[Stored records]
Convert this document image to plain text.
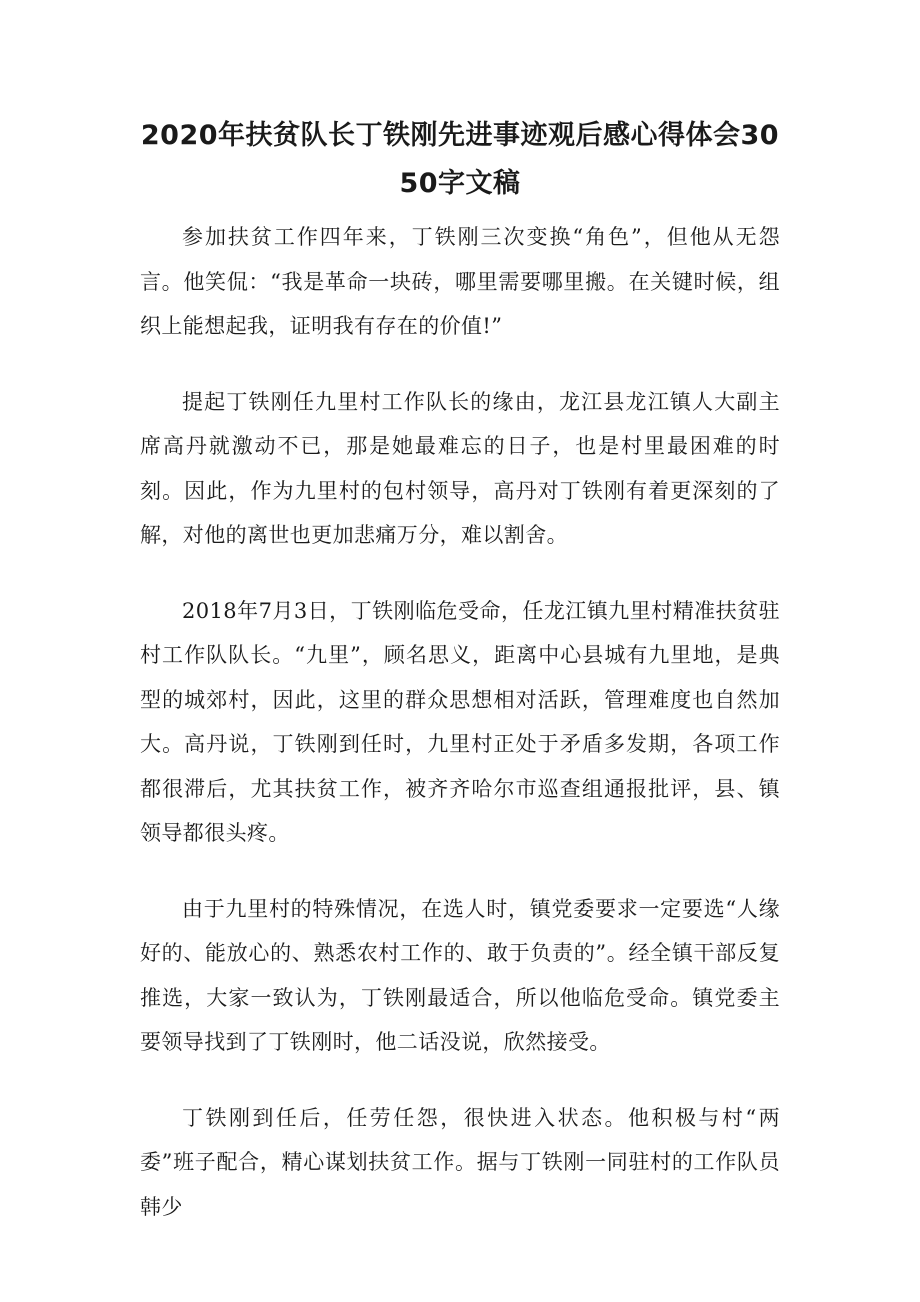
2020年扶贫队长丁铁刚先进事迹观后感心得体会3050字文稿

参加扶贫工作四年来，丁铁刚三次变换“角色”，但他从无怨言。他笑侃：“我是革命一块砖，哪里需要哪里搬。在关键时候，组织上能想起我，证明我有存在的价值!”

提起丁铁刚任九里村工作队长的缘由，龙江县龙江镇人大副主席高丹就激动不已，那是她最难忘的日子，也是村里最困难的时刻。因此，作为九里村的包村领导，高丹对丁铁刚有着更深刻的了解，对他的离世也更加悲痛万分，难以割舍。

2018年7月3日，丁铁刚临危受命，任龙江镇九里村精准扶贫驻村工作队队长。“九里”，顾名思义，距离中心县城有九里地，是典型的城郊村，因此，这里的群众思想相对活跃，管理难度也自然加大。高丹说，丁铁刚到任时，九里村正处于矛盾多发期，各项工作都很滞后，尤其扶贫工作，被齐齐哈尔市巡查组通报批评，县、镇领导都很头疼。

由于九里村的特殊情况，在选人时，镇党委要求一定要选“人缘好的、能放心的、熟悉农村工作的、敢于负责的”。经全镇干部反复推选，大家一致认为，丁铁刚最适合，所以他临危受命。镇党委主要领导找到了丁铁刚时，他二话没说，欣然接受。

丁铁刚到任后，任劳任怨，很快进入状态。他积极与村“两委”班子配合，精心谋划扶贫工作。据与丁铁刚一同驻村的工作队员韩少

* _Written instruction_
Return the entries unchanged, save for the pictures, which do not belong in the copy.

* _Response to the task_
Convert this document image to plain text.
2020年扶贫队长丁铁刚先进事迹观后感心得体会3050字文稿

参加扶贫工作四年来，丁铁刚三次变换“角色”，但他从无怨言。他笑侃：“我是革命一块砖，哪里需要哪里搬。在关键时候，组织上能想起我，证明我有存在的价值!”

提起丁铁刚任九里村工作队长的缘由，龙江县龙江镇人大副主席高丹就激动不已，那是她最难忘的日子，也是村里最困难的时刻。因此，作为九里村的包村领导，高丹对丁铁刚有着更深刻的了解，对他的离世也更加悲痛万分，难以割舍。

2018年7月3日，丁铁刚临危受命，任龙江镇九里村精准扶贫驻村工作队队长。“九里”，顾名思义，距离中心县城有九里地，是典型的城郊村，因此，这里的群众思想相对活跃，管理难度也自然加大。高丹说，丁铁刚到任时，九里村正处于矛盾多发期，各项工作都很滞后，尤其扶贫工作，被齐齐哈尔市巡查组通报批评，县、镇领导都很头疼。

由于九里村的特殊情况，在选人时，镇党委要求一定要选“人缘好的、能放心的、熟悉农村工作的、敢于负责的”。经全镇干部反复推选，大家一致认为，丁铁刚最适合，所以他临危受命。镇党委主要领导找到了丁铁刚时，他二话没说，欣然接受。

丁铁刚到任后，任劳任怨，很快进入状态。他积极与村“两委”班子配合，精心谋划扶贫工作。据与丁铁刚一同驻村的工作队员韩少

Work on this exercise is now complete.